- **Exercise goal**: Copy every record below, exactly as written.

——

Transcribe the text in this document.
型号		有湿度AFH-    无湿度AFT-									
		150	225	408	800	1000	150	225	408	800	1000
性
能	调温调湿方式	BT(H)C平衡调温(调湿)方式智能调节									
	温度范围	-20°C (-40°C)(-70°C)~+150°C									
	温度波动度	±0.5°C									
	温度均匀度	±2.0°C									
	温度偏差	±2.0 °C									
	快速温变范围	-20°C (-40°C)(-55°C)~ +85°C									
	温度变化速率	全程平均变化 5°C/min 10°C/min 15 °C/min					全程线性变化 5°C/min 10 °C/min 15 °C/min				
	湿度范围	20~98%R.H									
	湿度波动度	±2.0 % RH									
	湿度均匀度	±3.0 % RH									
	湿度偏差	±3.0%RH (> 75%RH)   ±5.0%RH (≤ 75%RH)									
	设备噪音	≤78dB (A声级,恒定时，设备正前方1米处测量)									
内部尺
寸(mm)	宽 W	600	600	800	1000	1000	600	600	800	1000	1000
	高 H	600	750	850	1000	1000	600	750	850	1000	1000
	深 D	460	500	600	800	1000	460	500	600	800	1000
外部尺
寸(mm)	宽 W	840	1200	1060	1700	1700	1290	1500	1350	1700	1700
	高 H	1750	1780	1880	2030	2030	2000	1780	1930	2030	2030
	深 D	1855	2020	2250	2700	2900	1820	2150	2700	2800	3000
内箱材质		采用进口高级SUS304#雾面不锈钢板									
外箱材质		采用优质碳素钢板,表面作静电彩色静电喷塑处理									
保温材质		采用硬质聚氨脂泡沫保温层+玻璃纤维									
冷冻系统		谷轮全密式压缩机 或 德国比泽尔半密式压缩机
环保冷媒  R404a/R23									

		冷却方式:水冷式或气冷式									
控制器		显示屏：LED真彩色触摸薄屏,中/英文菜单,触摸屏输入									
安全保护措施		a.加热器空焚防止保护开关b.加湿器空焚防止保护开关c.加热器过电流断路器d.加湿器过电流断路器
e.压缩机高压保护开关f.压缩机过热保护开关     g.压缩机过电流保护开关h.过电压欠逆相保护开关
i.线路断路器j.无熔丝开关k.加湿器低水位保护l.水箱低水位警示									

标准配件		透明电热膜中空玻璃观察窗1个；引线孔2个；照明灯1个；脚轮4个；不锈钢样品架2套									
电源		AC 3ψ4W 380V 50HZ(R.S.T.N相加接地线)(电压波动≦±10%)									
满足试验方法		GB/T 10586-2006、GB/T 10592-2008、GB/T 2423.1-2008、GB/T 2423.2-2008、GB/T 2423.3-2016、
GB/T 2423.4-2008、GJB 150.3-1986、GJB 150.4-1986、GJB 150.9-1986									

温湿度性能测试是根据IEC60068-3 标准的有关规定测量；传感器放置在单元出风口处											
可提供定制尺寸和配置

——

- **The output**:
Transcribe the text in this document.
型号		有湿度AFH-    无湿度AFT-									
		150	225	408	800	1000	150	225	408	800	1000
性
能	调温调湿方式	BT(H)C平衡调温(调湿)方式智能调节									
	温度范围	-20°C (-40°C)(-70°C)~+150°C									
	温度波动度	±0.5°C									
	温度均匀度	±2.0°C									
	温度偏差	±2.0 °C									
	快速温变范围	-20°C (-40°C)(-55°C)~ +85°C									
	温度变化速率	全程平均变化 5°C/min 10°C/min 15 °C/min					全程线性变化 5°C/min 10 °C/min 15 °C/min				
	湿度范围	20~98%R.H									
	湿度波动度	±2.0 % RH									
	湿度均匀度	±3.0 % RH									
	湿度偏差	±3.0%RH (> 75%RH)   ±5.0%RH (≤ 75%RH)									
	设备噪音	≤78dB (A声级,恒定时，设备正前方1米处测量)									
内部尺
寸(mm)	宽 W	600	600	800	1000	1000	600	600	800	1000	1000
	高 H	600	750	850	1000	1000	600	750	850	1000	1000
	深 D	460	500	600	800	1000	460	500	600	800	1000
外部尺
寸(mm)	宽 W	840	1200	1060	1700	1700	1290	1500	1350	1700	1700
	高 H	1750	1780	1880	2030	2030	2000	1780	1930	2030	2030
	深 D	1855	2020	2250	2700	2900	1820	2150	2700	2800	3000
内箱材质		采用进口高级SUS304#雾面不锈钢板									
外箱材质		采用优质碳素钢板,表面作静电彩色静电喷塑处理									
保温材质		采用硬质聚氨脂泡沫保温层+玻璃纤维									
冷冻系统		谷轮全密式压缩机 或 德国比泽尔半密式压缩机
环保冷媒  R404a/R23									

		冷却方式:水冷式或气冷式									
控制器		显示屏：LED真彩色触摸薄屏,中/英文菜单,触摸屏输入									
安全保护措施		a.加热器空焚防止保护开关b.加湿器空焚防止保护开关c.加热器过电流断路器d.加湿器过电流断路器
e.压缩机高压保护开关f.压缩机过热保护开关     g.压缩机过电流保护开关h.过电压欠逆相保护开关
i.线路断路器j.无熔丝开关k.加湿器低水位保护l.水箱低水位警示									

标准配件		透明电热膜中空玻璃观察窗1个；引线孔2个；照明灯1个；脚轮4个；不锈钢样品架2套									
电源		AC 3ψ4W 380V 50HZ(R.S.T.N相加接地线)(电压波动≦±10%)									
满足试验方法		GB/T 10586-2006、GB/T 10592-2008、GB/T 2423.1-2008、GB/T 2423.2-2008、GB/T 2423.3-2016、
GB/T 2423.4-2008、GJB 150.3-1986、GJB 150.4-1986、GJB 150.9-1986									

温湿度性能测试是根据IEC60068-3 标准的有关规定测量；传感器放置在单元出风口处											
可提供定制尺寸和配置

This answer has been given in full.